■ What this task involves
Set out every line bearing the string "really".

■ Material to process
>>>>

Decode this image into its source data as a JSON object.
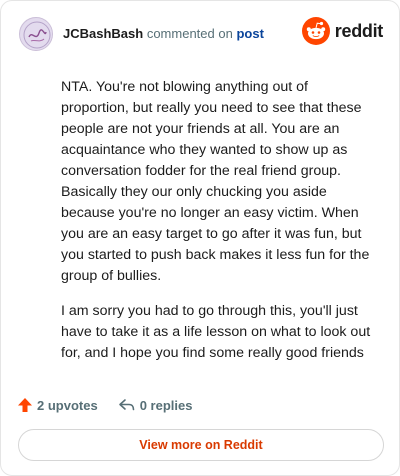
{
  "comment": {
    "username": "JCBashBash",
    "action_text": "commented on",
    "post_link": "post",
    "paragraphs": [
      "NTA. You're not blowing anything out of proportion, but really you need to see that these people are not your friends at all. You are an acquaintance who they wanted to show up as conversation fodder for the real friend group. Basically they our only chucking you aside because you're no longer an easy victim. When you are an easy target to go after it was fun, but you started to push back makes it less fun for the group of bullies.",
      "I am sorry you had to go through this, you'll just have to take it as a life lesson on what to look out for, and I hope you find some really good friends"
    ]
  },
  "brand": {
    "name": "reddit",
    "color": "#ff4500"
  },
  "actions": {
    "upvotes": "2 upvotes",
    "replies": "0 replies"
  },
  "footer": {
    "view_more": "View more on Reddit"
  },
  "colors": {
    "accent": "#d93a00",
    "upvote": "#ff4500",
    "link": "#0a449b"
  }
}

<<<<

■ Written solution
      "NTA. You're not blowing anything out of proportion, but really you need to see that these people are not your friends at all. You are an acquaintance who they wanted to show up as conversation fodder for the real friend group. Basically they our only chucking you aside because you're no longer an easy victim. When you are an easy target to go after it was fun, but you started to push back makes it less fun for the group of bullies.",
      "I am sorry you had to go through this, you'll just have to take it as a life lesson on what to look out for, and I hope you find some really good friends"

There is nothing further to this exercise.